What the task asks
Reproduce the entire listing word for word.

Dataset entries
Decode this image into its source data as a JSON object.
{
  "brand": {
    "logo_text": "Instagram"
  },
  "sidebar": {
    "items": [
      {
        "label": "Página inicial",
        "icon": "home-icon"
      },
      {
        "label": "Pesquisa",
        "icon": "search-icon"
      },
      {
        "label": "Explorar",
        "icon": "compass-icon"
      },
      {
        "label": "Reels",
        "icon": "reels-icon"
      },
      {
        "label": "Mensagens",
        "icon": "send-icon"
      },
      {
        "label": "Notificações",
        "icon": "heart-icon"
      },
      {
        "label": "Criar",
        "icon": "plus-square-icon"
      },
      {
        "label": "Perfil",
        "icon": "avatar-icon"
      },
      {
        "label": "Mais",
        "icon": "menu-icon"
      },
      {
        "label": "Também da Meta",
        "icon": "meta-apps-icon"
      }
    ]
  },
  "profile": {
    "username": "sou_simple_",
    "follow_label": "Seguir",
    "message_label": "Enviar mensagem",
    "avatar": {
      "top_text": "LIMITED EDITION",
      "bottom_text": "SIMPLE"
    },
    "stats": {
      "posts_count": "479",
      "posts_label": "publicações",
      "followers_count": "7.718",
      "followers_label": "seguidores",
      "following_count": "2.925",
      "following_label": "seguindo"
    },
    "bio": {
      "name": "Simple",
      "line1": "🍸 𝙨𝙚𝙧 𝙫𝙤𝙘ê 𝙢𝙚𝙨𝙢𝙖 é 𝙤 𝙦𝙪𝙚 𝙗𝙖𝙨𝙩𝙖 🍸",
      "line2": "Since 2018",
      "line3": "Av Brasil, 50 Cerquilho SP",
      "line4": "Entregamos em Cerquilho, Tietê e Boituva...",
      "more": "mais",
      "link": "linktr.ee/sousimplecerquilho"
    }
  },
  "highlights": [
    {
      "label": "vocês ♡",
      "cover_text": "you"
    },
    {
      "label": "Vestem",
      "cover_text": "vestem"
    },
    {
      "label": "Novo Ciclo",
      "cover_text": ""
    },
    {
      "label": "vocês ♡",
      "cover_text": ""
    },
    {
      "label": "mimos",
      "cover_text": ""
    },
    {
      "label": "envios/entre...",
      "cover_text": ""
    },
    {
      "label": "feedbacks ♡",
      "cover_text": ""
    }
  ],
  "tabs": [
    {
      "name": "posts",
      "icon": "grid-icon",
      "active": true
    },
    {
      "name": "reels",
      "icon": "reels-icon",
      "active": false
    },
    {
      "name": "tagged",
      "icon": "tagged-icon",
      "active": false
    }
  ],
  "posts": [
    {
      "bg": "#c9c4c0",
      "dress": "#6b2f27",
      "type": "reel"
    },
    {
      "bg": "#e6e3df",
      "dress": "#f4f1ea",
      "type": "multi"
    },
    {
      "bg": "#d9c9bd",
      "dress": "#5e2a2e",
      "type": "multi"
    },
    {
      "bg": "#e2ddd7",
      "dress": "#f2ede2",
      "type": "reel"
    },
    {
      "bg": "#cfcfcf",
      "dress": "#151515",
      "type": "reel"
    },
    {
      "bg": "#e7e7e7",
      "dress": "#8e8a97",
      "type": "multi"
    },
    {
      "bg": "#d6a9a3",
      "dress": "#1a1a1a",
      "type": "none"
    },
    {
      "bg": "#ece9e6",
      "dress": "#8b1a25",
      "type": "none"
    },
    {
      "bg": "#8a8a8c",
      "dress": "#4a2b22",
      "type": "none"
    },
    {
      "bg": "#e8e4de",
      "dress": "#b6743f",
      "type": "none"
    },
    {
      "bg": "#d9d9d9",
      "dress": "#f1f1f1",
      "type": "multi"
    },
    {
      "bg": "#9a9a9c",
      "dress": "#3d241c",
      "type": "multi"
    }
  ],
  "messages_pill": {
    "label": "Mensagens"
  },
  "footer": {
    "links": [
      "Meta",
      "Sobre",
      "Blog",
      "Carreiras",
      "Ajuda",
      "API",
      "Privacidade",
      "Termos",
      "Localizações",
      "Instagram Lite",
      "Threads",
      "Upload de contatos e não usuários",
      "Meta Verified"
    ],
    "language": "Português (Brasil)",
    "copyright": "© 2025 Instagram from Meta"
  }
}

Exercise response
Decode this image into its source data as a JSON object.
{
  "brand": {
    "logo_text": "Instagram"
  },
  "sidebar": {
    "items": [
      {
        "label": "Página inicial",
        "icon": "home-icon"
      },
      {
        "label": "Pesquisa",
        "icon": "search-icon"
      },
      {
        "label": "Explorar",
        "icon": "compass-icon"
      },
      {
        "label": "Reels",
        "icon": "reels-icon"
      },
      {
        "label": "Mensagens",
        "icon": "send-icon"
      },
      {
        "label": "Notificações",
        "icon": "heart-icon"
      },
      {
        "label": "Criar",
        "icon": "plus-square-icon"
      },
      {
        "label": "Perfil",
        "icon": "avatar-icon"
      },
      {
        "label": "Mais",
        "icon": "menu-icon"
      },
      {
        "label": "Também da Meta",
        "icon": "meta-apps-icon"
      }
    ]
  },
  "profile": {
    "username": "sou_simple_",
    "follow_label": "Seguir",
    "message_label": "Enviar mensagem",
    "avatar": {
      "top_text": "LIMITED EDITION",
      "bottom_text": "SIMPLE"
    },
    "stats": {
      "posts_count": "479",
      "posts_label": "publicações",
      "followers_count": "7.718",
      "followers_label": "seguidores",
      "following_count": "2.925",
      "following_label": "seguindo"
    },
    "bio": {
      "name": "Simple",
      "line1": "🍸 𝙨𝙚𝙧 𝙫𝙤𝙘ê 𝙢𝙚𝙨𝙢𝙖 é 𝙤 𝙦𝙪𝙚 𝙗𝙖𝙨𝙩𝙖 🍸",
      "line2": "Since 2018",
      "line3": "Av Brasil, 50 Cerquilho SP",
      "line4": "Entregamos em Cerquilho, Tietê e Boituva...",
      "more": "mais",
      "link": "linktr.ee/sousimplecerquilho"
    }
  },
  "highlights": [
    {
      "label": "vocês ♡",
      "cover_text": "you"
    },
    {
      "label": "Vestem",
      "cover_text": "vestem"
    },
    {
      "label": "Novo Ciclo",
      "cover_text": ""
    },
    {
      "label": "vocês ♡",
      "cover_text": ""
    },
    {
      "label": "mimos",
      "cover_text": ""
    },
    {
      "label": "envios/entre...",
      "cover_text": ""
    },
    {
      "label": "feedbacks ♡",
      "cover_text": ""
    }
  ],
  "tabs": [
    {
      "name": "posts",
      "icon": "grid-icon",
      "active": true
    },
    {
      "name": "reels",
      "icon": "reels-icon",
      "active": false
    },
    {
      "name": "tagged",
      "icon": "tagged-icon",
      "active": false
    }
  ],
  "posts": [
    {
      "bg": "#c9c4c0",
      "dress": "#6b2f27",
      "type": "reel"
    },
    {
      "bg": "#e6e3df",
      "dress": "#f4f1ea",
      "type": "multi"
    },
    {
      "bg": "#d9c9bd",
      "dress": "#5e2a2e",
      "type": "multi"
    },
    {
      "bg": "#e2ddd7",
      "dress": "#f2ede2",
      "type": "reel"
    },
    {
      "bg": "#cfcfcf",
      "dress": "#151515",
      "type": "reel"
    },
    {
      "bg": "#e7e7e7",
      "dress": "#8e8a97",
      "type": "multi"
    },
    {
      "bg": "#d6a9a3",
      "dress": "#1a1a1a",
      "type": "none"
    },
    {
      "bg": "#ece9e6",
      "dress": "#8b1a25",
      "type": "none"
    },
    {
      "bg": "#8a8a8c",
      "dress": "#4a2b22",
      "type": "none"
    },
    {
      "bg": "#e8e4de",
      "dress": "#b6743f",
      "type": "none"
    },
    {
      "bg": "#d9d9d9",
      "dress": "#f1f1f1",
      "type": "multi"
    },
    {
      "bg": "#9a9a9c",
      "dress": "#3d241c",
      "type": "multi"
    }
  ],
  "messages_pill": {
    "label": "Mensagens"
  },
  "footer": {
    "links": [
      "Meta",
      "Sobre",
      "Blog",
      "Carreiras",
      "Ajuda",
      "API",
      "Privacidade",
      "Termos",
      "Localizações",
      "Instagram Lite",
      "Threads",
      "Upload de contatos e não usuários",
      "Meta Verified"
    ],
    "language": "Português (Brasil)",
    "copyright": "© 2025 Instagram from Meta"
  }
}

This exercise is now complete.